Your objective — For the data below, report only the number of lines containing the string "this".

Records for the task —

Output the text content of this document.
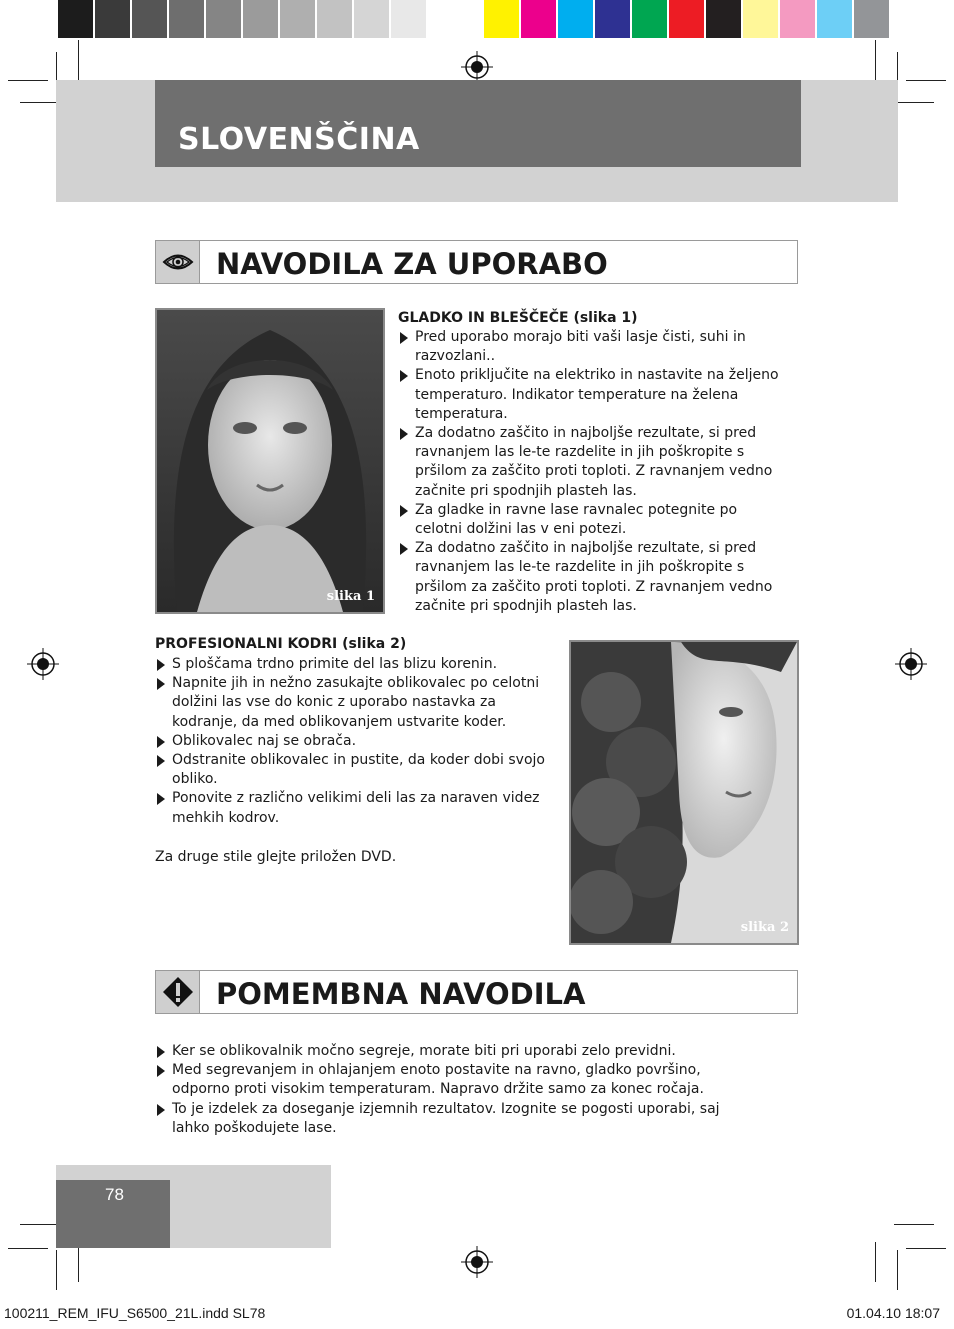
SLOVENŠČINA
NAVODILA ZA UPORABO
slika 1
GLADKO IN BLEŠČEČE (slika 1)
Pred uporabo morajo biti vaši lasje čisti, suhi in razvozlani..
Enoto priključite na elektriko in nastavite na željeno temperaturo. Indikator temperature na želena temperatura.
Za dodatno zaščito in najboljše rezultate, si pred ravnanjem las le-te razdelite in jih poškropite s pršilom za zaščito proti toploti. Z ravnanjem vedno začnite pri spodnjih plasteh las.
Za gladke in ravne lase ravnalec potegnite po celotni dolžini las v eni potezi.
Za dodatno zaščito in najboljše rezultate, si pred ravnanjem las le-te razdelite in jih poškropite s pršilom za zaščito proti toploti. Z ravnanjem vedno začnite pri spodnjih plasteh las.
PROFESIONALNI KODRI (slika 2)
S ploščama trdno primite del las blizu korenin.
Napnite jih in nežno zasukajte oblikovalec po celotni dolžini las vse do konic z uporabo nastavka za kodranje, da med oblikovanjem ustvarite koder.
Oblikovalec naj se obrača.
Odstranite oblikovalec in pustite, da koder dobi svojo obliko.
Ponovite z različno velikimi deli las za naraven videz mehkih kodrov.
Za druge stile glejte priložen DVD.
slika 2
POMEMBNA NAVODILA
Ker se oblikovalnik močno segreje, morate biti pri uporabi zelo previdni.
Med segrevanjem in ohlajanjem enoto postavite na ravno, gladko površino, odporno proti visokim temperaturam. Napravo držite samo za konec ročaja.
To je izdelek za doseganje izjemnih rezultatov. Izognite se pogosti uporabi, saj lahko poškodujete lase.
78
100211_REM_IFU_S6500_21L.indd SL78	01.04.10 18:07
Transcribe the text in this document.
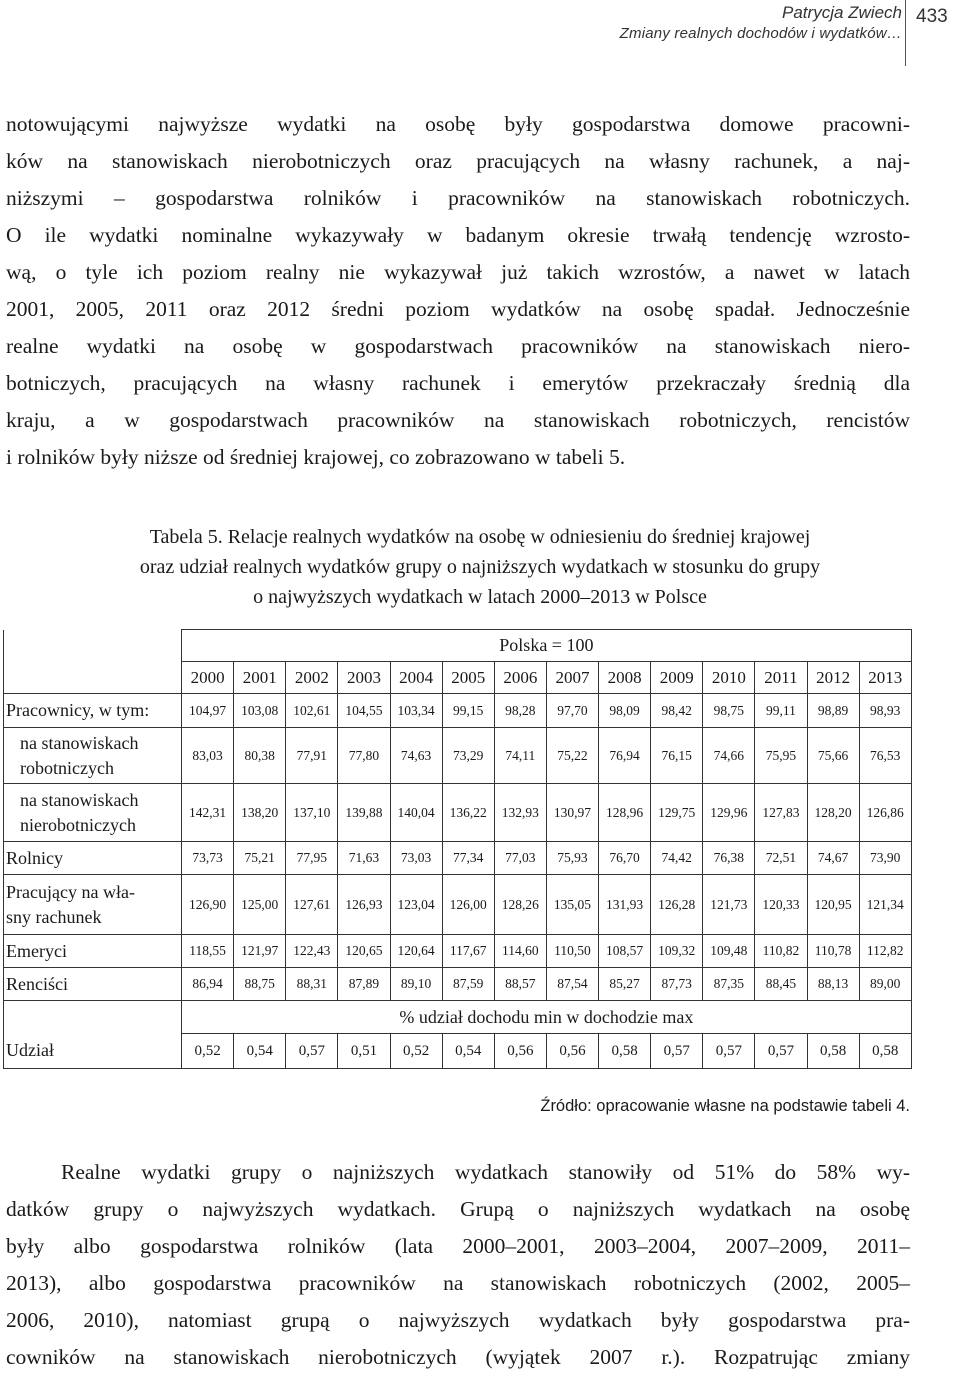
Patrycja Zwiech
Zmiany realnych dochodów i wydatków…
433
notowującymi najwyższe wydatki na osobę były gospodarstwa domowe pracowni-
ków na stanowiskach nierobotniczych oraz pracujących na własny rachunek, a naj-
niższymi – gospodarstwa rolników i pracowników na stanowiskach robotniczych.
O ile wydatki nominalne wykazywały w badanym okresie trwałą tendencję wzrosto-
wą, o tyle ich poziom realny nie wykazywał już takich wzrostów, a nawet w latach
2001, 2005, 2011 oraz 2012 średni poziom wydatków na osobę spadał. Jednocześnie
realne wydatki na osobę w gospodarstwach pracowników na stanowiskach niero-
botniczych, pracujących na własny rachunek i emerytów przekraczały średnią dla
kraju, a w gospodarstwach pracowników na stanowiskach robotniczych, rencistów
i rolników były niższe od średniej krajowej, co zobrazowano w tabeli 5.
Tabela 5. Relacje realnych wydatków na osobę w odniesieniu do średniej krajowej
oraz udział realnych wydatków grupy o najniższych wydatkach w stosunku do grupy
o najwyższych wydatkach w latach 2000–2013 w Polsce
	Polska = 100													
	2000	2001	2002	2003	2004	2005	2006	2007	2008	2009	2010	2011	2012	2013

Pracownicy, w tym:	104,97	103,08	102,61	104,55	103,34	99,15	98,28	97,70	98,09	98,42	98,75	99,11	98,89	98,93

na stanowiskach
robotniczych	83,03	80,38	77,91	77,80	74,63	73,29	74,11	75,22	76,94	76,15	74,66	75,95	75,66	76,53

na stanowiskach
nierobotniczych	142,31	138,20	137,10	139,88	140,04	136,22	132,93	130,97	128,96	129,75	129,96	127,83	128,20	126,86

Rolnicy	73,73	75,21	77,95	71,63	73,03	77,34	77,03	75,93	76,70	74,42	76,38	72,51	74,67	73,90

Pracujący na wła-
sny rachunek	126,90	125,00	127,61	126,93	123,04	126,00	128,26	135,05	131,93	126,28	121,73	120,33	120,95	121,34

Emeryci	118,55	121,97	122,43	120,65	120,64	117,67	114,60	110,50	108,57	109,32	109,48	110,82	110,78	112,82

Renciści	86,94	88,75	88,31	87,89	89,10	87,59	88,57	87,54	85,27	87,73	87,35	88,45	88,13	89,00
	% udział dochodu min w dochodzie max													
Udział	0,52	0,54	0,57	0,51	0,52	0,54	0,56	0,56	0,58	0,57	0,57	0,57	0,58	0,58
Źródło: opracowanie własne na podstawie tabeli 4.
Realne wydatki grupy o najniższych wydatkach stanowiły od 51% do 58% wy-
datków grupy o najwyższych wydatkach. Grupą o najniższych wydatkach na osobę
były albo gospodarstwa rolników (lata 2000–2001, 2003–2004, 2007–2009, 2011–
2013), albo gospodarstwa pracowników na stanowiskach robotniczych (2002, 2005–
2006, 2010), natomiast grupą o najwyższych wydatkach były gospodarstwa pra-
cowników na stanowiskach nierobotniczych (wyjątek 2007 r.). Rozpatrując zmiany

Solution to the problem — 2